▸ Stated task:
It is required that all of the data be written out exactly.

▸ Input rows:
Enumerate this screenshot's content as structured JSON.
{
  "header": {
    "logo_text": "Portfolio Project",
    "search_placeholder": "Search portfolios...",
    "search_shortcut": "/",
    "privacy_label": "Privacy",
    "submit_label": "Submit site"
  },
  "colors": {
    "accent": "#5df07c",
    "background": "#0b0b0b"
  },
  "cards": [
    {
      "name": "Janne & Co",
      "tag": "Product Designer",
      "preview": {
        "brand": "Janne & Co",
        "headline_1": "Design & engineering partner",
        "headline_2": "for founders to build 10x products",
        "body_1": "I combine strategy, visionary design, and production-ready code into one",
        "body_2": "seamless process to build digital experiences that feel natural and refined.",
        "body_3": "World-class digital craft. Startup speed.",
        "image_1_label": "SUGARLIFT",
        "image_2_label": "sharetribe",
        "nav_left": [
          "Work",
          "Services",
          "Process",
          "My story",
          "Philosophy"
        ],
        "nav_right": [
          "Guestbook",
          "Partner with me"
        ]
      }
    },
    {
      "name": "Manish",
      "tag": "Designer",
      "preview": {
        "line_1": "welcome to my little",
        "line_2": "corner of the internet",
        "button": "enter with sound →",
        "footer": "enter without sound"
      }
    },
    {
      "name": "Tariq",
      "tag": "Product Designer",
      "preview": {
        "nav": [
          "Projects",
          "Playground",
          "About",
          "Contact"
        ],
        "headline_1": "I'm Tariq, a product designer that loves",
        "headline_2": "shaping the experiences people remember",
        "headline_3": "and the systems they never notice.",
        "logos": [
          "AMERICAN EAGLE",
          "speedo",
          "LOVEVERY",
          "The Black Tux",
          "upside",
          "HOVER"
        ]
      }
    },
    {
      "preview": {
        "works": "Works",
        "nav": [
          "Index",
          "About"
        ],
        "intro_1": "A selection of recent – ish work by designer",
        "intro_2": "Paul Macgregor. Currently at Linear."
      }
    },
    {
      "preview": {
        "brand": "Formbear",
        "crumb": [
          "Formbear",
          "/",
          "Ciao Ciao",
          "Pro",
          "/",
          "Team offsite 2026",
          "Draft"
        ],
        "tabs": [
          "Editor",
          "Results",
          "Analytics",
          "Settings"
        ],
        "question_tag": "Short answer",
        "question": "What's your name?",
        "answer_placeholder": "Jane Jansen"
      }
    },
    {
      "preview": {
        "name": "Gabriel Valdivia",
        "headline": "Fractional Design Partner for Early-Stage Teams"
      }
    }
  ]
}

▸ Finished answer:
Enumerate this screenshot's content as structured JSON.
{
  "header": {
    "logo_text": "Portfolio Project",
    "search_placeholder": "Search portfolios...",
    "search_shortcut": "/",
    "privacy_label": "Privacy",
    "submit_label": "Submit site"
  },
  "colors": {
    "accent": "#5df07c",
    "background": "#0b0b0b"
  },
  "cards": [
    {
      "name": "Janne & Co",
      "tag": "Product Designer",
      "preview": {
        "brand": "Janne & Co",
        "headline_1": "Design & engineering partner",
        "headline_2": "for founders to build 10x products",
        "body_1": "I combine strategy, visionary design, and production-ready code into one",
        "body_2": "seamless process to build digital experiences that feel natural and refined.",
        "body_3": "World-class digital craft. Startup speed.",
        "image_1_label": "SUGARLIFT",
        "image_2_label": "sharetribe",
        "nav_left": [
          "Work",
          "Services",
          "Process",
          "My story",
          "Philosophy"
        ],
        "nav_right": [
          "Guestbook",
          "Partner with me"
        ]
      }
    },
    {
      "name": "Manish",
      "tag": "Designer",
      "preview": {
        "line_1": "welcome to my little",
        "line_2": "corner of the internet",
        "button": "enter with sound →",
        "footer": "enter without sound"
      }
    },
    {
      "name": "Tariq",
      "tag": "Product Designer",
      "preview": {
        "nav": [
          "Projects",
          "Playground",
          "About",
          "Contact"
        ],
        "headline_1": "I'm Tariq, a product designer that loves",
        "headline_2": "shaping the experiences people remember",
        "headline_3": "and the systems they never notice.",
        "logos": [
          "AMERICAN EAGLE",
          "speedo",
          "LOVEVERY",
          "The Black Tux",
          "upside",
          "HOVER"
        ]
      }
    },
    {
      "preview": {
        "works": "Works",
        "nav": [
          "Index",
          "About"
        ],
        "intro_1": "A selection of recent – ish work by designer",
        "intro_2": "Paul Macgregor. Currently at Linear."
      }
    },
    {
      "preview": {
        "brand": "Formbear",
        "crumb": [
          "Formbear",
          "/",
          "Ciao Ciao",
          "Pro",
          "/",
          "Team offsite 2026",
          "Draft"
        ],
        "tabs": [
          "Editor",
          "Results",
          "Analytics",
          "Settings"
        ],
        "question_tag": "Short answer",
        "question": "What's your name?",
        "answer_placeholder": "Jane Jansen"
      }
    },
    {
      "preview": {
        "name": "Gabriel Valdivia",
        "headline": "Fractional Design Partner for Early-Stage Teams"
      }
    }
  ]
}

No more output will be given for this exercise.